-------- GIVEN PASSAGE
Economic impacts

Economic impacts  >>

This project will study local public policy issues, human capital, and strategic mechanisms for implementing sustainable economic growth policies. Specifically, this project will explore the economic and social benefits of water resources in the Red Cedar Watershed while quantifying the costs of pollution mitigation.

Using data generated by projects, REU students will create simulation models to explore the short- and long-term consequences of sustainable policy. Students will build Bayesian network models and simulate outcomes under different assumptions informed by local data. We will then use these models to understand stakeholder behavior in the Red Cedar Watershed. Ultimately, this knowledge will be used to tailor regulatory policy to achieve long-term agricultural, economic, and water quality sustainability.


Sedimentology

Sedimentology  >>

This project will model ecological phenomena using the tools of paleoecology and geomorphology. We will study the sedimentary record within the Red Cedar Watershed by comparing geomorphology and sedimentary phosphorus deposits to land-use history. 

REU students will study chemical and textural changes in floodplain sediments, depth variation in sediment nutrient concentration, and phosphorus sequestration in area sediments. They will then compare the basin stratigraphy to historical records such as precipitation, stream hydrology, and cultural changes in land use.

Using these data, we will compile a history of human, landscape, and climate-driven sediment fluxes. These data will provide an important landscape history perspective.


Ethnography of Red Cedar Basin Stakeholders

Ethnography of Red Cedar Basin stakeholders >>

This project will use ethnographic methods to explore how, why, and in what ways community stakeholders (including business owners and investors, civic organizations, farmer organizations, and local residents) are engaged or disengaged in working towards better water quality in the Red Cedar Basin. 

  • How do they understand the problem and how it changed over time? 
  • How does it affect the community as a whole, especially the local economy and tourism? 
  • What capacities already exist that might be connected with current activities aimed at addressing the problem?
  • What frustrations and roadblocks exist to more effective participation? 

The goal of the project is to create a community inventory of organizations, leaders, and engaged citizens and to understand the relationships among them and their views about environmental issues and the impact of poor water quality on their lives and on the community. A part of the project will include collecting oral histories of long-term residents and leaders to better understand how communities and their use of lakes and waterways have changed over time.
----------------
-------- RECORDED INFORMATION
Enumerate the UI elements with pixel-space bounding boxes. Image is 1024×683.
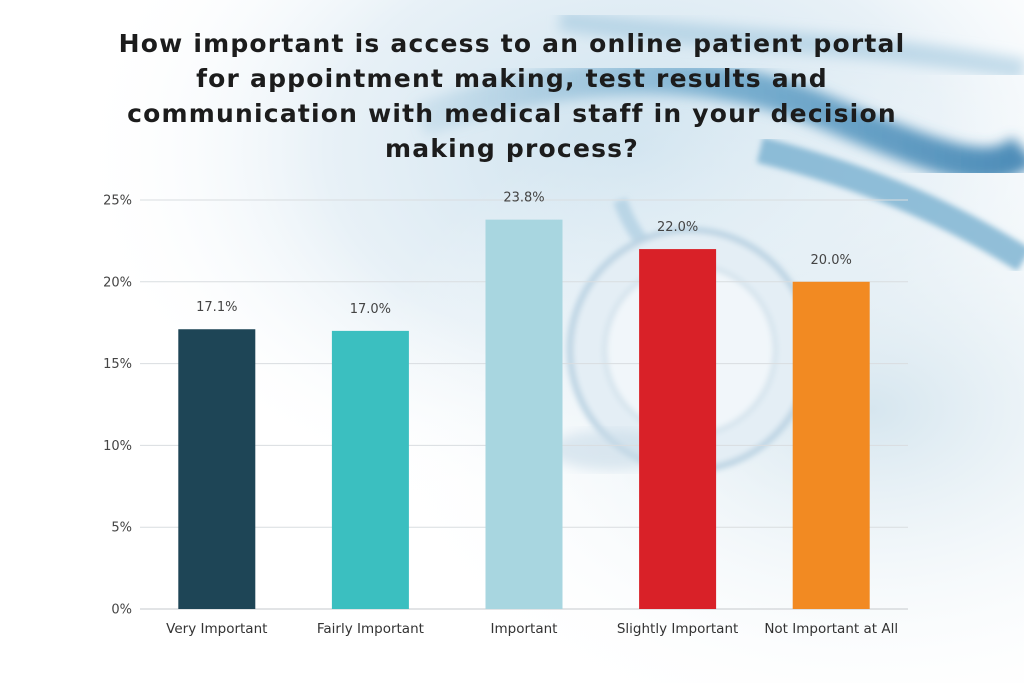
- x-category-label: Slightly Important: [617, 621, 738, 637]
- bar: [639, 249, 717, 609]
- bar: [485, 219, 563, 609]
- bar-value-label: 17.0%: [350, 302, 391, 317]
- x-category-label: Not Important at All: [764, 621, 898, 637]
- x-category-label: Fairly Important: [317, 621, 424, 637]
- y-tick-label: 5%: [111, 521, 132, 536]
- bar-value-label: 23.8%: [503, 191, 544, 206]
- bar: [331, 330, 409, 609]
- bars: [178, 219, 870, 609]
- y-tick-label: 15%: [103, 357, 132, 372]
- x-category-label: Very Important: [166, 621, 267, 637]
- bar: [178, 329, 256, 609]
- y-tick-label: 10%: [103, 439, 132, 454]
- bar-value-label: 20.0%: [811, 253, 852, 268]
- bar-value-label: 17.1%: [196, 300, 237, 315]
- y-tick-label: 0%: [111, 603, 132, 618]
- y-tick-label: 20%: [103, 275, 132, 290]
- bar-value-label: 22.0%: [657, 220, 698, 235]
- bar: [792, 281, 870, 609]
- y-tick-label: 25%: [103, 194, 132, 209]
- chart-title: How important is access to an online pat…: [118, 29, 906, 163]
- labels: 0% 5% 10% 15% 20% 25% 17.1% Very Important 17.0%…: [103, 191, 898, 637]
- x-category-label: Important: [491, 621, 558, 637]
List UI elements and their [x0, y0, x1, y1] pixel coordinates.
----------------
- **CHALLENGES**
[A] In the records, copy out the lines from the line with "- x-category-label: Slightly" to the line with "- x-category-label: Not", keeping their wording unchanged.
[B] Write the next part of the Red Cedar Watershed project descriptions, picking up after their final sentence.
The records bear no relation to the Red Cedar Watershed project descriptions.

- **ANSWERS GIVEN**
[A]
- x-category-label: Slightly Important: [617, 621, 738, 637]
- bar: [639, 249, 717, 609]
- bar: [485, 219, 563, 609]
- bar-value-label: 17.0%: [350, 302, 391, 317]
- x-category-label: Not Important at All: [764, 621, 898, 637]

[B]
Geographies of Pollution and Conservation

Geographies of Pollution and Conservation >>

This study will use spatial analysis to examine geographic variations in phosphorus pollution and conservation behavior within the Red Cedar Watershed. This project seeks to understand local ecologies and local cultures of southwestern Wisconsin, an area of deep river valleys and surprising biodiversity, sometimes referred to as the Driftless Region because it is the only portion the upper Midwest that escaped glaciation during the last glacial maximum.

One of the key insights of geography is that place matters. While phosphorus pollution is a global problem, in order to find solutions we need to understand local people, cultures, and physical environments. Policy interventions and remediation strategies need to be tailored to local conditions and to work for local people and communities.

REU students will work with geographic information systems to analyze geographic variation in pollution levels and conservation behavior in order to understand spatial patterns and identify where interventions will have the greatest impact.


Farmer social networks

Farmer social networks  >>

This study will evaluate the structure of farmer social networks with the goal of understanding how their social capital impacts their adoption of sustainable farming practices. Social capital is the value a person gains from their connections to others who have different economic and cultural capital. REU students will survey farmers and use statistical analysis to examine social aspects of farmers' connections to local, regional, and global ecologies.

This research studies social capital as a resource for mitigating phosphorus pollution, and how government and non-profit organizations can better resolve environmental issues by valuing diverse human interests and working with local stakeholders to forge lasting solutions.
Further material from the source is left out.